** start **

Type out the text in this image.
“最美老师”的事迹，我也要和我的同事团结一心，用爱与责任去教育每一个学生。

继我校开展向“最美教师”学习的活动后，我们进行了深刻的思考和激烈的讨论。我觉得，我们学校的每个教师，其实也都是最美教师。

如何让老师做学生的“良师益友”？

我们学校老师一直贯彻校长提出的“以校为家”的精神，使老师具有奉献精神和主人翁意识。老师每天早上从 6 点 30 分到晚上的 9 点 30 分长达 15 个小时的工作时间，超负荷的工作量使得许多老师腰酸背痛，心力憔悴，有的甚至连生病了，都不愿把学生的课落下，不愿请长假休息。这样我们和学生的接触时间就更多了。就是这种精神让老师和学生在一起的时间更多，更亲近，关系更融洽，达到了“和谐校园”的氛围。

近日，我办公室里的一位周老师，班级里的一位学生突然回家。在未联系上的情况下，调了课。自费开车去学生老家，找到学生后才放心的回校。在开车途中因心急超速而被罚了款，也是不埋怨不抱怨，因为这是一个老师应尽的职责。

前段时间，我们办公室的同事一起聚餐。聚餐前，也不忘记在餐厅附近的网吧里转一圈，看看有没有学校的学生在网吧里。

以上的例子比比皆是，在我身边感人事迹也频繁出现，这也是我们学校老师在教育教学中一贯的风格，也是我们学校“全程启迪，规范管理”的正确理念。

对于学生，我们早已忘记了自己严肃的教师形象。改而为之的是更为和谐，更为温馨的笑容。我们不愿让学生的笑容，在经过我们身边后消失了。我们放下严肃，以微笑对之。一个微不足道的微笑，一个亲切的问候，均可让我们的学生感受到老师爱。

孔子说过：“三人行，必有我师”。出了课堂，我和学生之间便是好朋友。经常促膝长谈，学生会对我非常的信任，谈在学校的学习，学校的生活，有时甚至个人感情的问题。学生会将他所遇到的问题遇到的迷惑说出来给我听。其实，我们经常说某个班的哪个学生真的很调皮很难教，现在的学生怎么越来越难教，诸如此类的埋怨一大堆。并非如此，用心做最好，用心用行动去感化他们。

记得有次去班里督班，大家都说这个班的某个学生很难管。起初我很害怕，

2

** end **
** start **

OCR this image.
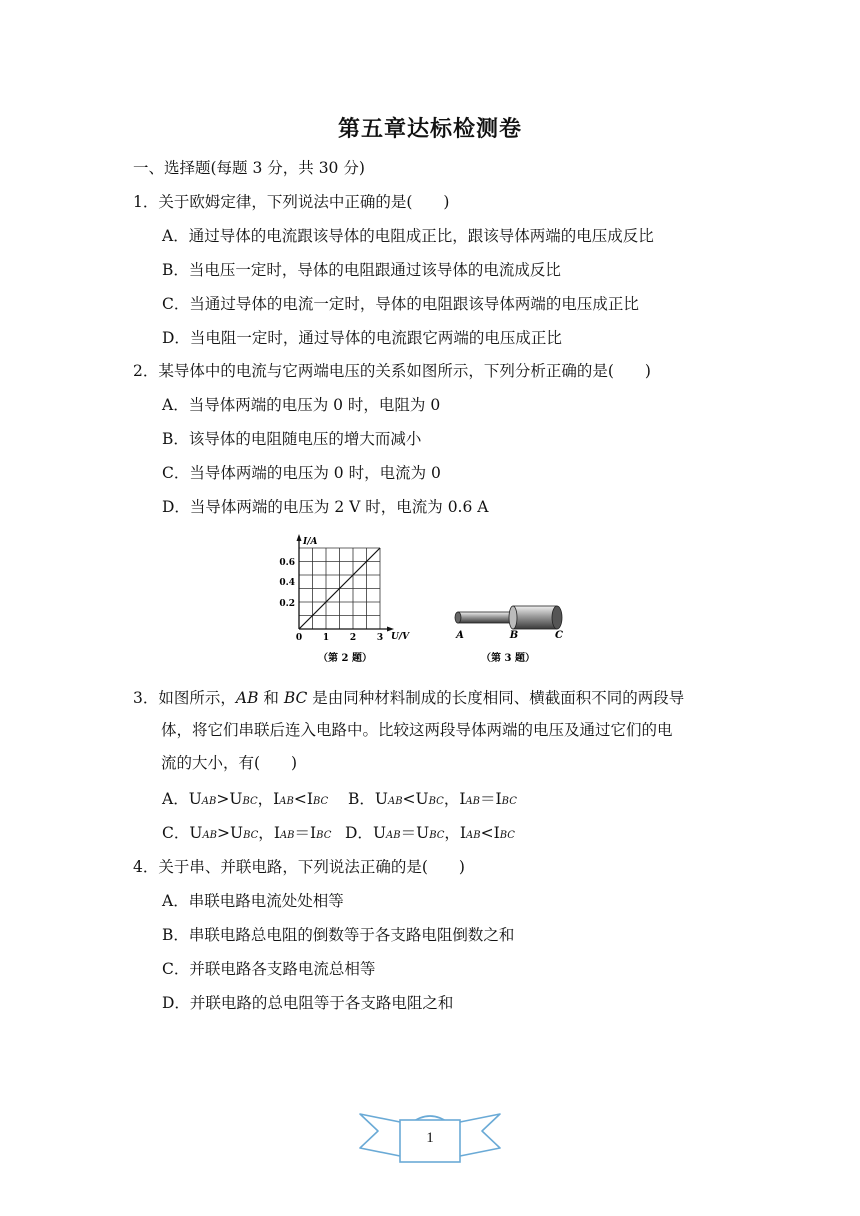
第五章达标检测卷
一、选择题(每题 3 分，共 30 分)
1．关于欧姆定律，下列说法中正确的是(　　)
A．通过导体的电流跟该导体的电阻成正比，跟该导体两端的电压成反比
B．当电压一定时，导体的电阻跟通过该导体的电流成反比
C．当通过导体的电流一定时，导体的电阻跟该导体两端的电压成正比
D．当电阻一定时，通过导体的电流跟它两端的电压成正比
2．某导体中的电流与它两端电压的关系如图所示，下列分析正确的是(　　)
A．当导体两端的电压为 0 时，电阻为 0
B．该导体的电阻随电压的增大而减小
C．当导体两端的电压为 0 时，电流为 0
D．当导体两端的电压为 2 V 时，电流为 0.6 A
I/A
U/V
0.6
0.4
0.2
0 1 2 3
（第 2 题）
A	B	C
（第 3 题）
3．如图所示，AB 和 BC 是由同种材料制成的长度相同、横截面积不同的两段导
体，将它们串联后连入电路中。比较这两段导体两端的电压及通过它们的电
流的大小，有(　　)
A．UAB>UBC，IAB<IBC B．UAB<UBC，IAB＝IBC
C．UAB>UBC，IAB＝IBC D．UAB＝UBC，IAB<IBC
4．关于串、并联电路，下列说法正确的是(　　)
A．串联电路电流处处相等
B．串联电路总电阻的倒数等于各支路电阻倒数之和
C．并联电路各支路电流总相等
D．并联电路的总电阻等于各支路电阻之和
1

** end **
** start **

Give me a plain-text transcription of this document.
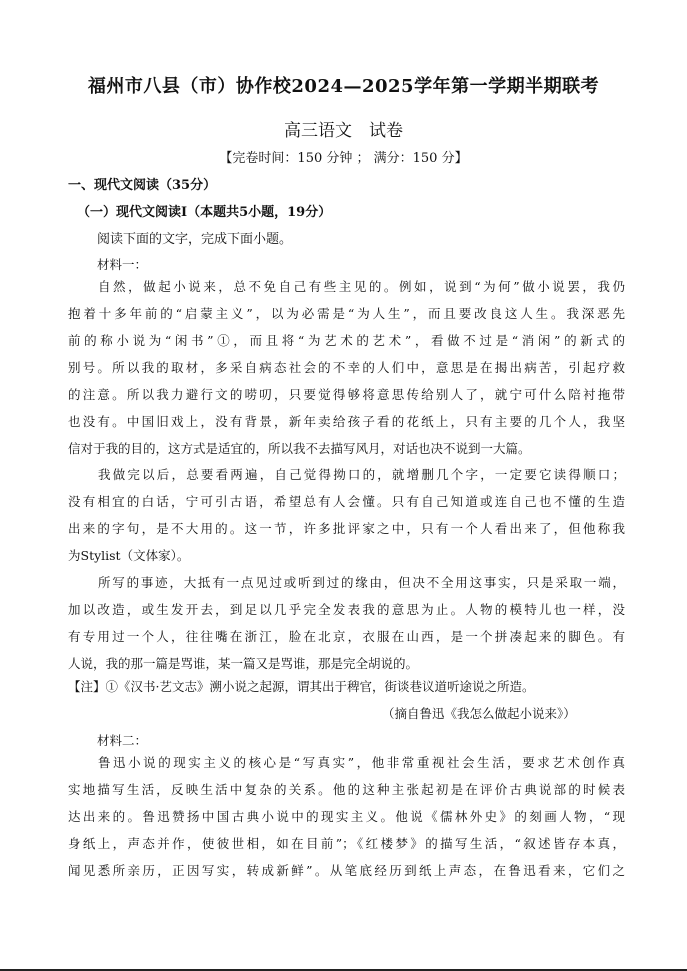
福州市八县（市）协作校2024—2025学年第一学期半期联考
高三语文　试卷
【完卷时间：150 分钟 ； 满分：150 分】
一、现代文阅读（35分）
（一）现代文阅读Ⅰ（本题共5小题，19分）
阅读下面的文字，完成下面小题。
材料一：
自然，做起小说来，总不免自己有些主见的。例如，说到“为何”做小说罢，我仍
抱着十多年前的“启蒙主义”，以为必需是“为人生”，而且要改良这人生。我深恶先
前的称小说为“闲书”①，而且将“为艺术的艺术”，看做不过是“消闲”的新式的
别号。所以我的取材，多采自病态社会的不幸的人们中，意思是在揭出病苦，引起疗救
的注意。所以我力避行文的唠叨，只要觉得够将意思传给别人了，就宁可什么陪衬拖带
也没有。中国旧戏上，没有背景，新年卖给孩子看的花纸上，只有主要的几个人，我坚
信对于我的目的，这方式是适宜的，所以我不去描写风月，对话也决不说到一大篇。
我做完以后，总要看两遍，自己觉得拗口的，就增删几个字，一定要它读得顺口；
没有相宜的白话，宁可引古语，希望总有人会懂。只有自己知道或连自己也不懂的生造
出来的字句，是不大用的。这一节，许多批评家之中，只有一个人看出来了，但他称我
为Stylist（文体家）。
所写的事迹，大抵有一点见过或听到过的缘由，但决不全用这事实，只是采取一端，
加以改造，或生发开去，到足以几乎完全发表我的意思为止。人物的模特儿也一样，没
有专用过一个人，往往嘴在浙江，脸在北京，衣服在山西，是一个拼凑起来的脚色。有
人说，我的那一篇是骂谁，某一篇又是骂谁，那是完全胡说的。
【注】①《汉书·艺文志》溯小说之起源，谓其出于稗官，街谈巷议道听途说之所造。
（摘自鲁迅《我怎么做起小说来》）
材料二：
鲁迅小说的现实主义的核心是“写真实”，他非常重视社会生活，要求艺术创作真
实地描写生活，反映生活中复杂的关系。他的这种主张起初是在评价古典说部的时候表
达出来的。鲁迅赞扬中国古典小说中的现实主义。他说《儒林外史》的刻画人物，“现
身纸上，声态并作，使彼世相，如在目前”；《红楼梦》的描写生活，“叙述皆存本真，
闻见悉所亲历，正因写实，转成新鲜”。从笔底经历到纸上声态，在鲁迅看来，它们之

** end **

▶ [PROMPT]
Find every line in the entries that includes the word "当导体两端的电压为", then state how many there are and nothing else.

▶ [EXPECTED ANSWER]
3